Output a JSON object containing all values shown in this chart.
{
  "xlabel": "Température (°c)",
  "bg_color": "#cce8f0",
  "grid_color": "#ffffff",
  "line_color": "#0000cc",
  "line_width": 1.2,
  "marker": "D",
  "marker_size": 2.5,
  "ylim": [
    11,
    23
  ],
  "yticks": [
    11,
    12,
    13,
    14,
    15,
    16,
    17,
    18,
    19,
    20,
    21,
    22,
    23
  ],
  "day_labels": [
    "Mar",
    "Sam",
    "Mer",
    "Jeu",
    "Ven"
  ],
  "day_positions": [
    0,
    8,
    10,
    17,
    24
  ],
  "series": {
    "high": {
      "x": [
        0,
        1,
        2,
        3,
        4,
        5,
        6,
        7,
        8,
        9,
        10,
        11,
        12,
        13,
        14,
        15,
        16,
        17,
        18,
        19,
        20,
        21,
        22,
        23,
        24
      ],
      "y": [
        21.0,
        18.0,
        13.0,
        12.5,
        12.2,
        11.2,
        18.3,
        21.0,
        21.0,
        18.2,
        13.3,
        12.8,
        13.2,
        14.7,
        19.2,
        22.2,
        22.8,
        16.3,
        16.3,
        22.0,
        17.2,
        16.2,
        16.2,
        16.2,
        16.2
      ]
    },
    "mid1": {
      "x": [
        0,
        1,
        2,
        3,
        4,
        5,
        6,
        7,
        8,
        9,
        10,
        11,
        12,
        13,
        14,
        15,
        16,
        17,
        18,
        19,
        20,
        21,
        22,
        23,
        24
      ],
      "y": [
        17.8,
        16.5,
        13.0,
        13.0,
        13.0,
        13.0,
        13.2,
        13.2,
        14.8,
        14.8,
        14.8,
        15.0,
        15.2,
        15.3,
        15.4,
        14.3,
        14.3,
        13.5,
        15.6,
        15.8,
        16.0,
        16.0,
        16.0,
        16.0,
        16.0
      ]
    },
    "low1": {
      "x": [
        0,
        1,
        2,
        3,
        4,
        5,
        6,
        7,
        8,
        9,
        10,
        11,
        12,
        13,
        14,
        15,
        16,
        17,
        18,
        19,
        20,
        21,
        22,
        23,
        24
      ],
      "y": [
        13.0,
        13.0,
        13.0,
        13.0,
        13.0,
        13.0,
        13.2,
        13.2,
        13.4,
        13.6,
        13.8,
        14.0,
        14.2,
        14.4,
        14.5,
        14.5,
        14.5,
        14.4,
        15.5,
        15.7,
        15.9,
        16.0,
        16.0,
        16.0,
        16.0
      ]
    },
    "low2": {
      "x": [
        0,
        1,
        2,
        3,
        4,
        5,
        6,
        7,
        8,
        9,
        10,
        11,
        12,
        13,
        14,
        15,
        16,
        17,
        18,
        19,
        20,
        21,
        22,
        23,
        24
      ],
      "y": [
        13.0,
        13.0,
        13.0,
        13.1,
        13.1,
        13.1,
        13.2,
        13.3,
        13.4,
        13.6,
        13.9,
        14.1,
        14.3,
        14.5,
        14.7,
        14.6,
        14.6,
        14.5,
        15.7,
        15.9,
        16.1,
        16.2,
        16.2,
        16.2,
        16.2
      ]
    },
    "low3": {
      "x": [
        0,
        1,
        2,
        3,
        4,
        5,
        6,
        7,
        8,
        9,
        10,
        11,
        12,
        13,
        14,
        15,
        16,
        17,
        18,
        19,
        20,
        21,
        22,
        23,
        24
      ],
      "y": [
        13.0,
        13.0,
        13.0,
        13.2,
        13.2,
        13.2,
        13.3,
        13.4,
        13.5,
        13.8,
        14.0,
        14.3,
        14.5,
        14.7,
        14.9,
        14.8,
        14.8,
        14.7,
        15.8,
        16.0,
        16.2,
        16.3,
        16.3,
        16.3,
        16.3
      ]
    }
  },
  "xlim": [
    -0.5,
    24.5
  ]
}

--------

Give back all the records exactly as they stand.

Correct answer:
Output a JSON object containing all values shown in this chart.
{
  "xlabel": "Température (°c)",
  "bg_color": "#cce8f0",
  "grid_color": "#ffffff",
  "line_color": "#0000cc",
  "line_width": 1.2,
  "marker": "D",
  "marker_size": 2.5,
  "ylim": [
    11,
    23
  ],
  "yticks": [
    11,
    12,
    13,
    14,
    15,
    16,
    17,
    18,
    19,
    20,
    21,
    22,
    23
  ],
  "day_labels": [
    "Mar",
    "Sam",
    "Mer",
    "Jeu",
    "Ven"
  ],
  "day_positions": [
    0,
    8,
    10,
    17,
    24
  ],
  "series": {
    "high": {
      "x": [
        0,
        1,
        2,
        3,
        4,
        5,
        6,
        7,
        8,
        9,
        10,
        11,
        12,
        13,
        14,
        15,
        16,
        17,
        18,
        19,
        20,
        21,
        22,
        23,
        24
      ],
      "y": [
        21.0,
        18.0,
        13.0,
        12.5,
        12.2,
        11.2,
        18.3,
        21.0,
        21.0,
        18.2,
        13.3,
        12.8,
        13.2,
        14.7,
        19.2,
        22.2,
        22.8,
        16.3,
        16.3,
        22.0,
        17.2,
        16.2,
        16.2,
        16.2,
        16.2
      ]
    },
    "mid1": {
      "x": [
        0,
        1,
        2,
        3,
        4,
        5,
        6,
        7,
        8,
        9,
        10,
        11,
        12,
        13,
        14,
        15,
        16,
        17,
        18,
        19,
        20,
        21,
        22,
        23,
        24
      ],
      "y": [
        17.8,
        16.5,
        13.0,
        13.0,
        13.0,
        13.0,
        13.2,
        13.2,
        14.8,
        14.8,
        14.8,
        15.0,
        15.2,
        15.3,
        15.4,
        14.3,
        14.3,
        13.5,
        15.6,
        15.8,
        16.0,
        16.0,
        16.0,
        16.0,
        16.0
      ]
    },
    "low1": {
      "x": [
        0,
        1,
        2,
        3,
        4,
        5,
        6,
        7,
        8,
        9,
        10,
        11,
        12,
        13,
        14,
        15,
        16,
        17,
        18,
        19,
        20,
        21,
        22,
        23,
        24
      ],
      "y": [
        13.0,
        13.0,
        13.0,
        13.0,
        13.0,
        13.0,
        13.2,
        13.2,
        13.4,
        13.6,
        13.8,
        14.0,
        14.2,
        14.4,
        14.5,
        14.5,
        14.5,
        14.4,
        15.5,
        15.7,
        15.9,
        16.0,
        16.0,
        16.0,
        16.0
      ]
    },
    "low2": {
      "x": [
        0,
        1,
        2,
        3,
        4,
        5,
        6,
        7,
        8,
        9,
        10,
        11,
        12,
        13,
        14,
        15,
        16,
        17,
        18,
        19,
        20,
        21,
        22,
        23,
        24
      ],
      "y": [
        13.0,
        13.0,
        13.0,
        13.1,
        13.1,
        13.1,
        13.2,
        13.3,
        13.4,
        13.6,
        13.9,
        14.1,
        14.3,
        14.5,
        14.7,
        14.6,
        14.6,
        14.5,
        15.7,
        15.9,
        16.1,
        16.2,
        16.2,
        16.2,
        16.2
      ]
    },
    "low3": {
      "x": [
        0,
        1,
        2,
        3,
        4,
        5,
        6,
        7,
        8,
        9,
        10,
        11,
        12,
        13,
        14,
        15,
        16,
        17,
        18,
        19,
        20,
        21,
        22,
        23,
        24
      ],
      "y": [
        13.0,
        13.0,
        13.0,
        13.2,
        13.2,
        13.2,
        13.3,
        13.4,
        13.5,
        13.8,
        14.0,
        14.3,
        14.5,
        14.7,
        14.9,
        14.8,
        14.8,
        14.7,
        15.8,
        16.0,
        16.2,
        16.3,
        16.3,
        16.3,
        16.3
      ]
    }
  },
  "xlim": [
    -0.5,
    24.5
  ]
}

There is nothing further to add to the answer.